**Goal**
Exclude the pictures, then copy all remaining records exactly.

Records:
□ □ □

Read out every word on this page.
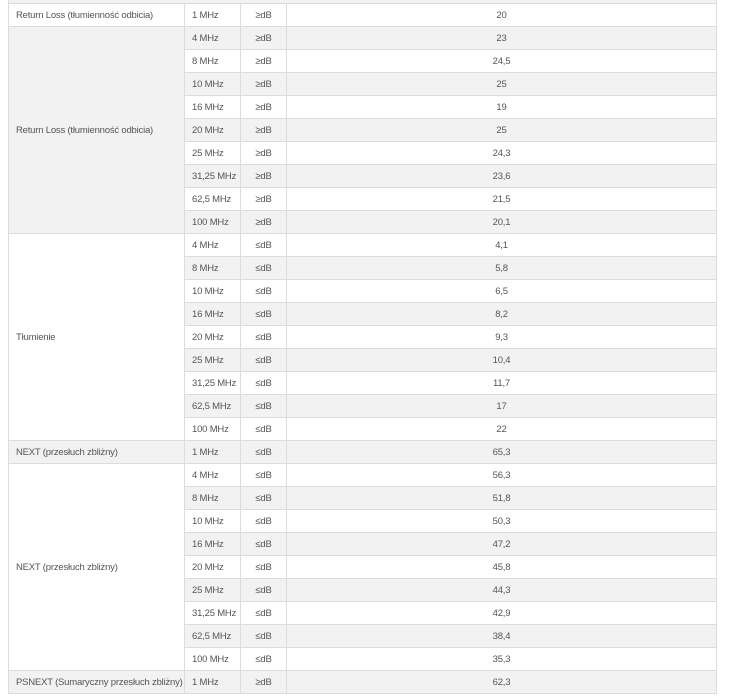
Return Loss (tłumienność odbicia)	1 MHz	≥dB	20
Return Loss (tłumienność odbicia)	4 MHz	≥dB	23
	8 MHz	≥dB	24,5
	10 MHz	≥dB	25
	16 MHz	≥dB	19
	20 MHz	≥dB	25
	25 MHz	≥dB	24,3
	31,25 MHz	≥dB	23,6
	62,5 MHz	≥dB	21,5
	100 MHz	≥dB	20,1
Tłumienie	4 MHz	≤dB	4,1
	8 MHz	≤dB	5,8
	10 MHz	≤dB	6,5
	16 MHz	≤dB	8,2
	20 MHz	≤dB	9,3
	25 MHz	≤dB	10,4
	31,25 MHz	≤dB	11,7
	62,5 MHz	≤dB	17
	100 MHz	≤dB	22
NEXT (przesłuch zbliżny)	1 MHz	≤dB	65,3
NEXT (przesłuch zbliżny)	4 MHz	≤dB	56,3
	8 MHz	≤dB	51,8
	10 MHz	≤dB	50,3
	16 MHz	≤dB	47,2
	20 MHz	≤dB	45,8
	25 MHz	≤dB	44,3
	31,25 MHz	≤dB	42,9
	62,5 MHz	≤dB	38,4
	100 MHz	≤dB	35,3
PSNEXT (Sumaryczny przesłuch zbliżny)	1 MHz	≥dB	62,3
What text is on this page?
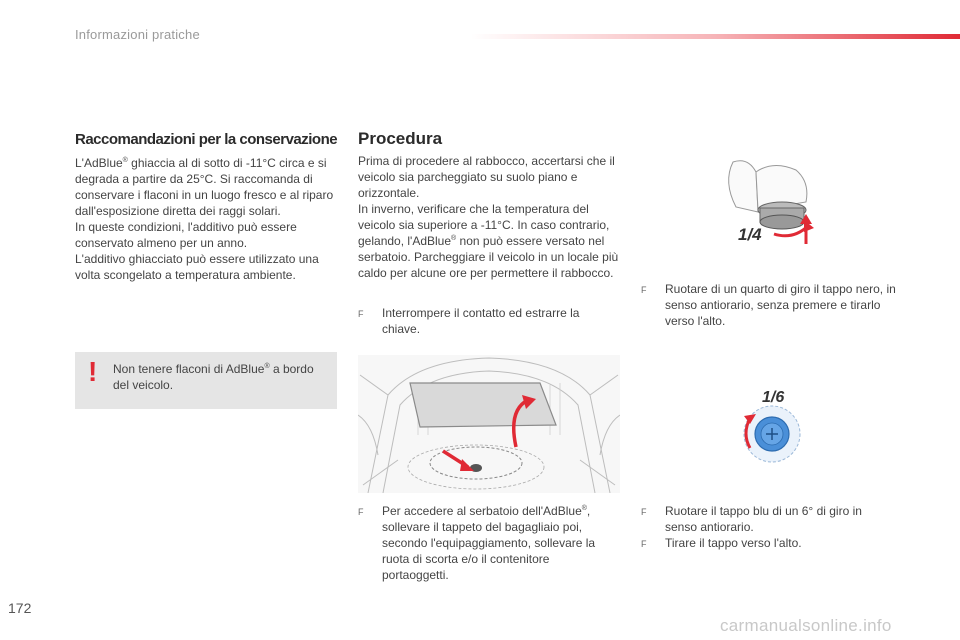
Informazioni pratiche
Raccomandazioni per la conservazione

L'AdBlue® ghiaccia al di sotto di -11°C circa e si degrada a partire da 25°C. Si raccomanda di conservare i flaconi in un luogo fresco e al riparo dall'esposizione diretta dei raggi solari.

In queste condizioni, l'additivo può essere conservato almeno per un anno.

L'additivo ghiacciato può essere utilizzato una volta scongelato a temperatura ambiente.

! Non tenere flaconi di AdBlue® a bordo del veicolo.
Procedura

Prima di procedere al rabbocco, accertarsi che il veicolo sia parcheggiato su suolo piano e orizzontale.

In inverno, verificare che la temperatura del veicolo sia superiore a -11°C. In caso contrario, gelando, l'AdBlue® non può essere versato nel serbatoio. Parcheggiare il veicolo in un locale più caldo per alcune ore per permettere il rabbocco.

F Interrompere il contatto ed estrarre la chiave.
F Per accedere al serbatoio dell'AdBlue®, sollevare il tappeto del bagagliaio poi, secondo l'equipaggiamento, sollevare la ruota di scorta e/o il contenitore portaoggetti.
1/4
F Ruotare di un quarto di giro il tappo nero, in senso antiorario, senza premere e tirarlo verso l'alto.
1/6
F Ruotare il tappo blu di un 6° di giro in senso antiorario.
F Tirare il tappo verso l'alto.
172
carmanualsonline.info
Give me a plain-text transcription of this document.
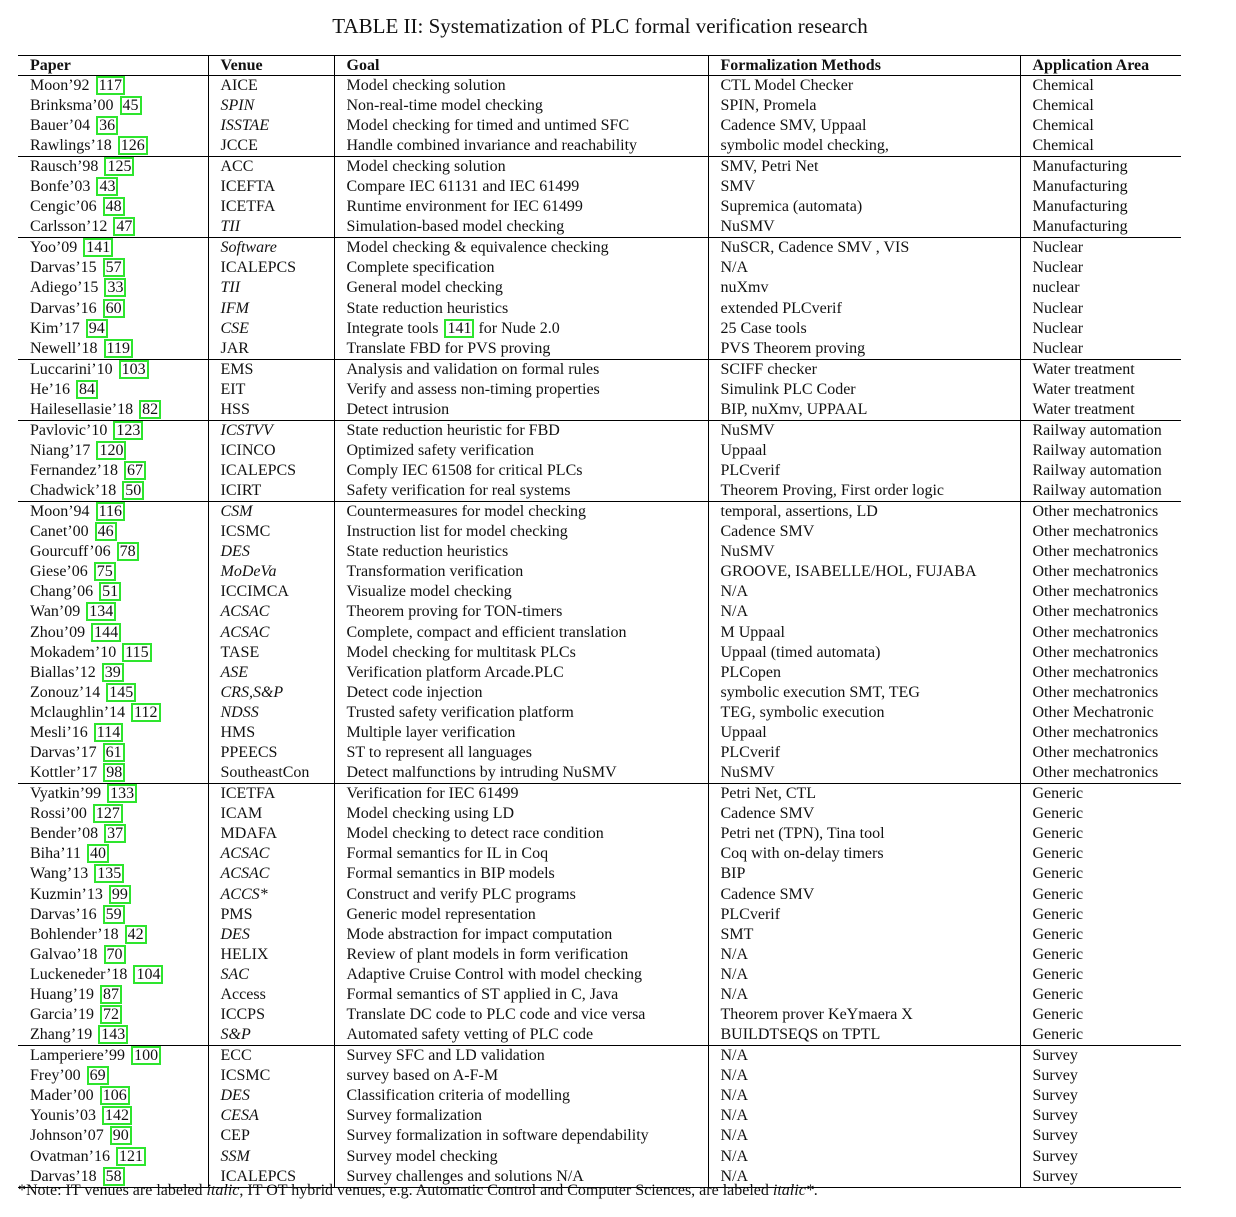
TABLE II: Systematization of PLC formal verification research
Paper	Venue	Goal	Formalization Methods	Application Area
Moon’92 117	AICE	Model checking solution	CTL Model Checker	Chemical
Brinksma’00 45	SPIN	Non-real-time model checking	SPIN, Promela	Chemical
Bauer’04 36	ISSTAE	Model checking for timed and untimed SFC	Cadence SMV, Uppaal	Chemical
Rawlings’18 126	JCCE	Handle combined invariance and reachability	symbolic model checking,	Chemical
Rausch’98 125	ACC	Model checking solution	SMV, Petri Net	Manufacturing
Bonfe’03 43	ICEFTA	Compare IEC 61131 and IEC 61499	SMV	Manufacturing
Cengic’06 48	ICETFA	Runtime environment for IEC 61499	Supremica (automata)	Manufacturing
Carlsson’12 47	TII	Simulation-based model checking	NuSMV	Manufacturing
Yoo’09 141	Software	Model checking & equivalence checking	NuSCR, Cadence SMV , VIS	Nuclear
Darvas’15 57	ICALEPCS	Complete specification	N/A	Nuclear
Adiego’15 33	TII	General model checking	nuXmv	nuclear
Darvas’16 60	IFM	State reduction heuristics	extended PLCverif	Nuclear
Kim’17 94	CSE	Integrate tools 141 for Nude 2.0	25 Case tools	Nuclear
Newell’18 119	JAR	Translate FBD for PVS proving	PVS Theorem proving	Nuclear
Luccarini’10 103	EMS	Analysis and validation on formal rules	SCIFF checker	Water treatment
He’16 84	EIT	Verify and assess non-timing properties	Simulink PLC Coder	Water treatment
Hailesellasie’18 82	HSS	Detect intrusion	BIP, nuXmv, UPPAAL	Water treatment
Pavlovic’10 123	ICSTVV	State reduction heuristic for FBD	NuSMV	Railway automation
Niang’17 120	ICINCO	Optimized safety verification	Uppaal	Railway automation
Fernandez’18 67	ICALEPCS	Comply IEC 61508 for critical PLCs	PLCverif	Railway automation
Chadwick’18 50	ICIRT	Safety verification for real systems	Theorem Proving, First order logic	Railway automation
Moon’94 116	CSM	Countermeasures for model checking	temporal, assertions, LD	Other mechatronics
Canet’00 46	ICSMC	Instruction list for model checking	Cadence SMV	Other mechatronics
Gourcuff’06 78	DES	State reduction heuristics	NuSMV	Other mechatronics
Giese’06 75	MoDeVa	Transformation verification	GROOVE, ISABELLE/HOL, FUJABA	Other mechatronics
Chang’06 51	ICCIMCA	Visualize model checking	N/A	Other mechatronics
Wan’09 134	ACSAC	Theorem proving for TON-timers	N/A	Other mechatronics
Zhou’09 144	ACSAC	Complete, compact and efficient translation	M Uppaal	Other mechatronics
Mokadem’10 115	TASE	Model checking for multitask PLCs	Uppaal (timed automata)	Other mechatronics
Biallas’12 39	ASE	Verification platform Arcade.PLC	PLCopen	Other mechatronics
Zonouz’14 145	CRS,S&P	Detect code injection	symbolic execution SMT, TEG	Other mechatronics
Mclaughlin’14 112	NDSS	Trusted safety verification platform	TEG, symbolic execution	Other Mechatronic
Mesli’16 114	HMS	Multiple layer verification	Uppaal	Other mechatronics
Darvas’17 61	PPEECS	ST to represent all languages	PLCverif	Other mechatronics
Kottler’17 98	SoutheastCon	Detect malfunctions by intruding NuSMV	NuSMV	Other mechatronics
Vyatkin’99 133	ICETFA	Verification for IEC 61499	Petri Net, CTL	Generic
Rossi’00 127	ICAM	Model checking using LD	Cadence SMV	Generic
Bender’08 37	MDAFA	Model checking to detect race condition	Petri net (TPN), Tina tool	Generic
Biha’11 40	ACSAC	Formal semantics for IL in Coq	Coq with on-delay timers	Generic
Wang’13 135	ACSAC	Formal semantics in BIP models	BIP	Generic
Kuzmin’13 99	ACCS*	Construct and verify PLC programs	Cadence SMV	Generic
Darvas’16 59	PMS	Generic model representation	PLCverif	Generic
Bohlender’18 42	DES	Mode abstraction for impact computation	SMT	Generic
Galvao’18 70	HELIX	Review of plant models in form verification	N/A	Generic
Luckeneder’18 104	SAC	Adaptive Cruise Control with model checking	N/A	Generic
Huang’19 87	Access	Formal semantics of ST applied in C, Java	N/A	Generic
Garcia’19 72	ICCPS	Translate DC code to PLC code and vice versa	Theorem prover KeYmaera X	Generic
Zhang’19 143	S&P	Automated safety vetting of PLC code	BUILDTSEQS on TPTL	Generic
Lamperiere’99 100	ECC	Survey SFC and LD validation	N/A	Survey
Frey’00 69	ICSMC	survey based on A-F-M	N/A	Survey
Mader’00 106	DES	Classification criteria of modelling	N/A	Survey
Younis’03 142	CESA	Survey formalization	N/A	Survey
Johnson’07 90	CEP	Survey formalization in software dependability	N/A	Survey
Ovatman’16 121	SSM	Survey model checking	N/A	Survey
Darvas’18 58	ICALEPCS	Survey challenges and solutions N/A	N/A	Survey
*Note: IT venues are labeled italic, IT OT hybrid venues, e.g. Automatic Control and Computer Sciences, are labeled italic*.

□ □ □

**Answer to this task**
Read out every word on this page.
Return Loss (tłumienność odbicia)	1 MHz	≥dB	20
Return Loss (tłumienność odbicia)	4 MHz	≥dB	23
	8 MHz	≥dB	24,5
	10 MHz	≥dB	25
	16 MHz	≥dB	19
	20 MHz	≥dB	25
	25 MHz	≥dB	24,3
	31,25 MHz	≥dB	23,6
	62,5 MHz	≥dB	21,5
	100 MHz	≥dB	20,1
Tłumienie	4 MHz	≤dB	4,1
	8 MHz	≤dB	5,8
	10 MHz	≤dB	6,5
	16 MHz	≤dB	8,2
	20 MHz	≤dB	9,3
	25 MHz	≤dB	10,4
	31,25 MHz	≤dB	11,7
	62,5 MHz	≤dB	17
	100 MHz	≤dB	22
NEXT (przesłuch zbliżny)	1 MHz	≤dB	65,3
NEXT (przesłuch zbliżny)	4 MHz	≤dB	56,3
	8 MHz	≤dB	51,8
	10 MHz	≤dB	50,3
	16 MHz	≤dB	47,2
	20 MHz	≤dB	45,8
	25 MHz	≤dB	44,3
	31,25 MHz	≤dB	42,9
	62,5 MHz	≤dB	38,4
	100 MHz	≤dB	35,3
PSNEXT (Sumaryczny przesłuch zbliżny)	1 MHz	≥dB	62,3
What text is on this page?
Informazioni pratiche
Raccomandazioni per la conservazione

L'AdBlue® ghiaccia al di sotto di -11°C circa e si degrada a partire da 25°C. Si raccomanda di conservare i flaconi in un luogo fresco e al riparo dall'esposizione diretta dei raggi solari.

In queste condizioni, l'additivo può essere conservato almeno per un anno.

L'additivo ghiacciato può essere utilizzato una volta scongelato a temperatura ambiente.

! Non tenere flaconi di AdBlue® a bordo del veicolo.
Procedura

Prima di procedere al rabbocco, accertarsi che il veicolo sia parcheggiato su suolo piano e orizzontale.

In inverno, verificare che la temperatura del veicolo sia superiore a -11°C. In caso contrario, gelando, l'AdBlue® non può essere versato nel serbatoio. Parcheggiare il veicolo in un locale più caldo per alcune ore per permettere il rabbocco.

F Interrompere il contatto ed estrarre la chiave.
F Per accedere al serbatoio dell'AdBlue®, sollevare il tappeto del bagagliaio poi, secondo l'equipaggiamento, sollevare la ruota di scorta e/o il contenitore portaoggetti.
1/4
F Ruotare di un quarto di giro il tappo nero, in senso antiorario, senza premere e tirarlo verso l'alto.
1/6
F Ruotare il tappo blu di un 6° di giro in senso antiorario.
F Tirare il tappo verso l'alto.
172
carmanualsonline.info
Give me a plain-text transcription of this document.
TABLE II: Systematization of PLC formal verification research
Paper	Venue	Goal	Formalization Methods	Application Area
Moon’92 117	AICE	Model checking solution	CTL Model Checker	Chemical
Brinksma’00 45	SPIN	Non-real-time model checking	SPIN, Promela	Chemical
Bauer’04 36	ISSTAE	Model checking for timed and untimed SFC	Cadence SMV, Uppaal	Chemical
Rawlings’18 126	JCCE	Handle combined invariance and reachability	symbolic model checking,	Chemical
Rausch’98 125	ACC	Model checking solution	SMV, Petri Net	Manufacturing
Bonfe’03 43	ICEFTA	Compare IEC 61131 and IEC 61499	SMV	Manufacturing
Cengic’06 48	ICETFA	Runtime environment for IEC 61499	Supremica (automata)	Manufacturing
Carlsson’12 47	TII	Simulation-based model checking	NuSMV	Manufacturing
Yoo’09 141	Software	Model checking & equivalence checking	NuSCR, Cadence SMV , VIS	Nuclear
Darvas’15 57	ICALEPCS	Complete specification	N/A	Nuclear
Adiego’15 33	TII	General model checking	nuXmv	nuclear
Darvas’16 60	IFM	State reduction heuristics	extended PLCverif	Nuclear
Kim’17 94	CSE	Integrate tools 141 for Nude 2.0	25 Case tools	Nuclear
Newell’18 119	JAR	Translate FBD for PVS proving	PVS Theorem proving	Nuclear
Luccarini’10 103	EMS	Analysis and validation on formal rules	SCIFF checker	Water treatment
He’16 84	EIT	Verify and assess non-timing properties	Simulink PLC Coder	Water treatment
Hailesellasie’18 82	HSS	Detect intrusion	BIP, nuXmv, UPPAAL	Water treatment
Pavlovic’10 123	ICSTVV	State reduction heuristic for FBD	NuSMV	Railway automation
Niang’17 120	ICINCO	Optimized safety verification	Uppaal	Railway automation
Fernandez’18 67	ICALEPCS	Comply IEC 61508 for critical PLCs	PLCverif	Railway automation
Chadwick’18 50	ICIRT	Safety verification for real systems	Theorem Proving, First order logic	Railway automation
Moon’94 116	CSM	Countermeasures for model checking	temporal, assertions, LD	Other mechatronics
Canet’00 46	ICSMC	Instruction list for model checking	Cadence SMV	Other mechatronics
Gourcuff’06 78	DES	State reduction heuristics	NuSMV	Other mechatronics
Giese’06 75	MoDeVa	Transformation verification	GROOVE, ISABELLE/HOL, FUJABA	Other mechatronics
Chang’06 51	ICCIMCA	Visualize model checking	N/A	Other mechatronics
Wan’09 134	ACSAC	Theorem proving for TON-timers	N/A	Other mechatronics
Zhou’09 144	ACSAC	Complete, compact and efficient translation	M Uppaal	Other mechatronics
Mokadem’10 115	TASE	Model checking for multitask PLCs	Uppaal (timed automata)	Other mechatronics
Biallas’12 39	ASE	Verification platform Arcade.PLC	PLCopen	Other mechatronics
Zonouz’14 145	CRS,S&P	Detect code injection	symbolic execution SMT, TEG	Other mechatronics
Mclaughlin’14 112	NDSS	Trusted safety verification platform	TEG, symbolic execution	Other Mechatronic
Mesli’16 114	HMS	Multiple layer verification	Uppaal	Other mechatronics
Darvas’17 61	PPEECS	ST to represent all languages	PLCverif	Other mechatronics
Kottler’17 98	SoutheastCon	Detect malfunctions by intruding NuSMV	NuSMV	Other mechatronics
Vyatkin’99 133	ICETFA	Verification for IEC 61499	Petri Net, CTL	Generic
Rossi’00 127	ICAM	Model checking using LD	Cadence SMV	Generic
Bender’08 37	MDAFA	Model checking to detect race condition	Petri net (TPN), Tina tool	Generic
Biha’11 40	ACSAC	Formal semantics for IL in Coq	Coq with on-delay timers	Generic
Wang’13 135	ACSAC	Formal semantics in BIP models	BIP	Generic
Kuzmin’13 99	ACCS*	Construct and verify PLC programs	Cadence SMV	Generic
Darvas’16 59	PMS	Generic model representation	PLCverif	Generic
Bohlender’18 42	DES	Mode abstraction for impact computation	SMT	Generic
Galvao’18 70	HELIX	Review of plant models in form verification	N/A	Generic
Luckeneder’18 104	SAC	Adaptive Cruise Control with model checking	N/A	Generic
Huang’19 87	Access	Formal semantics of ST applied in C, Java	N/A	Generic
Garcia’19 72	ICCPS	Translate DC code to PLC code and vice versa	Theorem prover KeYmaera X	Generic
Zhang’19 143	S&P	Automated safety vetting of PLC code	BUILDTSEQS on TPTL	Generic
Lamperiere’99 100	ECC	Survey SFC and LD validation	N/A	Survey
Frey’00 69	ICSMC	survey based on A-F-M	N/A	Survey
Mader’00 106	DES	Classification criteria of modelling	N/A	Survey
Younis’03 142	CESA	Survey formalization	N/A	Survey
Johnson’07 90	CEP	Survey formalization in software dependability	N/A	Survey
Ovatman’16 121	SSM	Survey model checking	N/A	Survey
Darvas’18 58	ICALEPCS	Survey challenges and solutions N/A	N/A	Survey
*Note: IT venues are labeled italic, IT OT hybrid venues, e.g. Automatic Control and Computer Sciences, are labeled italic*.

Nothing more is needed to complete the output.